Problème de reconnaissance, de poids politique et de voix au chapitre. Les partis écologistes africains tentent de s’imposer dans la vie politique de leur pays. Non sans mal. Le Bénin se bat contre la pollution et le Mali pour l’énergie renouvelable. Gros plan sur les stratégies des Verts.

 » Les partis traditionnels sont puissants, ils ont tous les moyens nécessaires pour toucher la population. La presse du pays est noyautée et cela ne lui rapporte pas assez de parler d’écologie dans ses colonnes. Et pour les élections, la corruption règne en maître « , s’insurge Toussaint Hinvi. Fondateur et président du Parti écologiste béninois – Les Verts, il sait de quoi il parle.

 » Il faut que l’écologie soit un sujet politique pour qu’on s’y intéresse. Nous avons créé notre parti en 1996 mais nous évoquons ces problèmes depuis plus de dix ans.  » Les écologistes béninois se sont présentés aux dernières élections présidentielles au sein d’une coalition avec l’UDS. La tâche n’a pas été facile et le résultat n’a pas été à la hauteur des espérances.

### Consignes
• a. Réécrivez le passage du texte sur les partis écologistes africains qui s’ouvre sur les mots « Problème de reconnaissance, de » et se clôt sur « stratégies des Verts. », en changeant « pollution » en « désertification ».
• b. D’après le texte sur les partis écologistes africains, en quelle année le parti de Toussaint Hinvi a-t-il été créé ?
• c. Indiquez si chacune des affirmations suivantes est conforme au texte sur les partis écologistes africains, en citant les mots qui le montrent : (i) le Mali se bat pour l’énergie renouvelable ; (ii) les écologistes béninois se sont présentés seuls aux dernières élections présidentielles ; (iii) Toussaint Hinvi a fondé le Parti écologiste béninois.
Les lignes présentées ensuite constituent un matériau distinct du texte.

### Entrées des éléments encadrés
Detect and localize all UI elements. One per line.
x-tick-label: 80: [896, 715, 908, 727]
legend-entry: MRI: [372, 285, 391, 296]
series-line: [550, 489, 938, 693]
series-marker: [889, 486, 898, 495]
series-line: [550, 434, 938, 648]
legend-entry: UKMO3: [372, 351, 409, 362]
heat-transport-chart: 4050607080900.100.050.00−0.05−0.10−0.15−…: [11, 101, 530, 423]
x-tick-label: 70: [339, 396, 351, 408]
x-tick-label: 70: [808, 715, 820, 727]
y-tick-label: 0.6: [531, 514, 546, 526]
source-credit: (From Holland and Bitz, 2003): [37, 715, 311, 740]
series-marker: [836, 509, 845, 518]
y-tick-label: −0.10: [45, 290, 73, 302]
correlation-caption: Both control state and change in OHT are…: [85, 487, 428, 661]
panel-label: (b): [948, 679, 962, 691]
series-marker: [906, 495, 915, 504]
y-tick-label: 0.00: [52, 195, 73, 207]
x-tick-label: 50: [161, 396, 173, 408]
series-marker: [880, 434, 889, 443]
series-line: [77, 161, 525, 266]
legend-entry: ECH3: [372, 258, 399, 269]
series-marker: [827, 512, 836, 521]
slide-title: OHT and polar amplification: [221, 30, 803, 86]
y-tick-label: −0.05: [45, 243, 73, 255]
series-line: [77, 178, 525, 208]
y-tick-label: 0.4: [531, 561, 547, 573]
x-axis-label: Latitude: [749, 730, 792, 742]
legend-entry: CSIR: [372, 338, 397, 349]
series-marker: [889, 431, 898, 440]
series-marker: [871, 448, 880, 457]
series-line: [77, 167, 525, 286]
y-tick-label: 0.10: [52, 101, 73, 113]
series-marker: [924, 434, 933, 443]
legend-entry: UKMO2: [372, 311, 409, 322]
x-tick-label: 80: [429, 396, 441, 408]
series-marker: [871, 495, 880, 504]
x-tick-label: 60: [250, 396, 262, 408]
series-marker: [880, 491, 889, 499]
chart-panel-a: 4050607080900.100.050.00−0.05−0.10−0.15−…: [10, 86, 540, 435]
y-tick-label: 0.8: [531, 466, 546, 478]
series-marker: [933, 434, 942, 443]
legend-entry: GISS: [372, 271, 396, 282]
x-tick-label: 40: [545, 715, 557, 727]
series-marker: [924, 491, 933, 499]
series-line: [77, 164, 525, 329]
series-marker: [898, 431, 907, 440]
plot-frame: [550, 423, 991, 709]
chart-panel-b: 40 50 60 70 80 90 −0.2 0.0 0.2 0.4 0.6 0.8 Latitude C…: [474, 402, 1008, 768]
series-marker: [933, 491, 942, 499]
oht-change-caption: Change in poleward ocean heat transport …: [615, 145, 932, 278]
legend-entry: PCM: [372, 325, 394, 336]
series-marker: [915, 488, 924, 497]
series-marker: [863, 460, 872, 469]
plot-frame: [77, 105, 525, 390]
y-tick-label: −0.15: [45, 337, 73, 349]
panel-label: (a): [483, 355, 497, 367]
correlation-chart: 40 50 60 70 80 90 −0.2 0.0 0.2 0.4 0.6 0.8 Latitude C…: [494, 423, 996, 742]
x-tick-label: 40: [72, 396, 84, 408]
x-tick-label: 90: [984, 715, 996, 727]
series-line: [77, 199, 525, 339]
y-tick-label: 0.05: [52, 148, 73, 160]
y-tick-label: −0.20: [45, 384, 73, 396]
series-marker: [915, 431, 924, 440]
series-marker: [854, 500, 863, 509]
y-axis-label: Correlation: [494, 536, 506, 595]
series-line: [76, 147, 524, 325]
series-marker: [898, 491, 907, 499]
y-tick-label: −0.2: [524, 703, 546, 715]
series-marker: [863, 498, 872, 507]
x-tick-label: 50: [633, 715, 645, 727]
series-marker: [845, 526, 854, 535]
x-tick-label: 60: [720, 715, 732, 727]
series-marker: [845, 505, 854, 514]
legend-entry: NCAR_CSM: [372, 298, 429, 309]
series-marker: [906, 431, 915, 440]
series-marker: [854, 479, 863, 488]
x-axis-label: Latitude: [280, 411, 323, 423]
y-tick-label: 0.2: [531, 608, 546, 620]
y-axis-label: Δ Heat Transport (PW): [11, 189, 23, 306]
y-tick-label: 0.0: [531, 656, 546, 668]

### Corrigé des exercices
• a.
Problème de reconnaissance, de poids politique et de voix au chapitre. Les partis écologistes africains tentent de s’imposer dans la vie politique de leur pays. Non sans mal. Le Bénin se bat contre la désertification et le Mali pour l’énergie renouvelable. Gros plan sur les stratégies des Verts.

• b. En 1996.

• c.
(i) Oui : « le Mali pour l’énergie renouvelable ».
(ii) Non : « au sein d’une coalition avec l’UDS ».
(iii) Oui : « Fondateur et président du Parti écologiste béninois – Les Verts ».